*TASK DESCRIPTION*.
Transcribe the records that follow in their entirety, omitting any pictures.

*RECORDS SHOWN*.
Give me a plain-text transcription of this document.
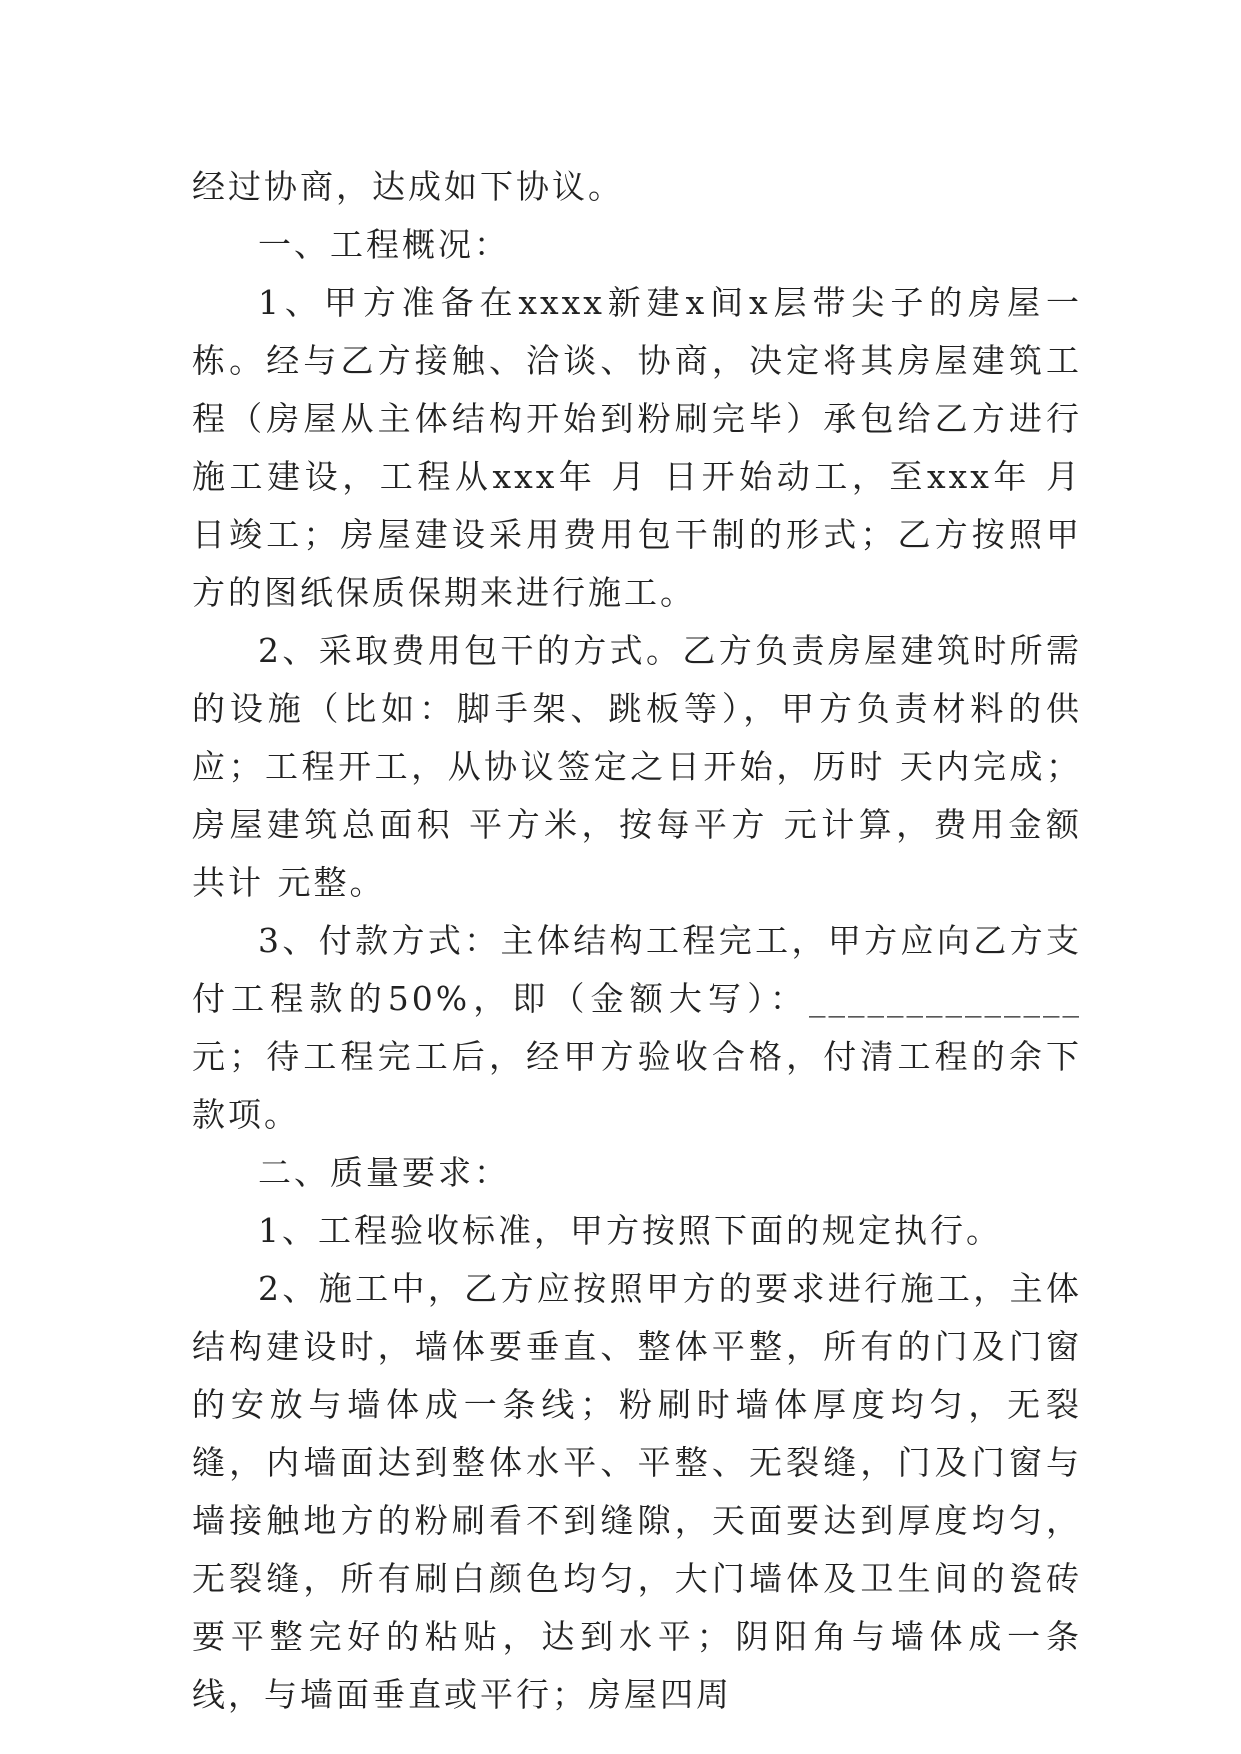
经过协商，达成如下协议。

一、工程概况：

1、甲方准备在xxxx新建x间x层带尖子的房屋一栋。经与乙方接触、洽谈、协商，决定将其房屋建筑工程（房屋从主体结构开始到粉刷完毕）承包给乙方进行施工建设，工程从xxx年 月 日开始动工，至xxx年 月 日竣工；房屋建设采用费用包干制的形式；乙方按照甲方的图纸保质保期来进行施工。

2、采取费用包干的方式。乙方负责房屋建筑时所需的设施（比如：脚手架、跳板等），甲方负责材料的供应；工程开工，从协议签定之日开始，历时 天内完成；房屋建筑总面积 平方米，按每平方 元计算，费用金额共计 元整。

3、付款方式：主体结构工程完工，甲方应向乙方支付工程款的50%，即（金额大写）：______________元；待工程完工后，经甲方验收合格，付清工程的余下款项。

二、质量要求：

1、工程验收标准，甲方按照下面的规定执行。

2、施工中，乙方应按照甲方的要求进行施工，主体结构建设时，墙体要垂直、整体平整，所有的门及门窗的安放与墙体成一条线；粉刷时墙体厚度均匀，无裂缝，内墙面达到整体水平、平整、无裂缝，门及门窗与墙接触地方的粉刷看不到缝隙，天面要达到厚度均匀，无裂缝，所有刷白颜色均匀，大门墙体及卫生间的瓷砖要平整完好的粘贴，达到水平；阴阳角与墙体成一条线，与墙面垂直或平行；房屋四周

*REPLY*.
Give me a plain-text transcription of this document.
经过协商，达成如下协议。

一、工程概况：

1、甲方准备在xxxx新建x间x层带尖子的房屋一栋。经与乙方接触、洽谈、协商，决定将其房屋建筑工程（房屋从主体结构开始到粉刷完毕）承包给乙方进行施工建设，工程从xxx年 月 日开始动工，至xxx年 月 日竣工；房屋建设采用费用包干制的形式；乙方按照甲方的图纸保质保期来进行施工。

2、采取费用包干的方式。乙方负责房屋建筑时所需的设施（比如：脚手架、跳板等），甲方负责材料的供应；工程开工，从协议签定之日开始，历时 天内完成；房屋建筑总面积 平方米，按每平方 元计算，费用金额共计 元整。

3、付款方式：主体结构工程完工，甲方应向乙方支付工程款的50%，即（金额大写）：______________元；待工程完工后，经甲方验收合格，付清工程的余下款项。

二、质量要求：

1、工程验收标准，甲方按照下面的规定执行。

2、施工中，乙方应按照甲方的要求进行施工，主体结构建设时，墙体要垂直、整体平整，所有的门及门窗的安放与墙体成一条线；粉刷时墙体厚度均匀，无裂缝，内墙面达到整体水平、平整、无裂缝，门及门窗与墙接触地方的粉刷看不到缝隙，天面要达到厚度均匀，无裂缝，所有刷白颜色均匀，大门墙体及卫生间的瓷砖要平整完好的粘贴，达到水平；阴阳角与墙体成一条线，与墙面垂直或平行；房屋四周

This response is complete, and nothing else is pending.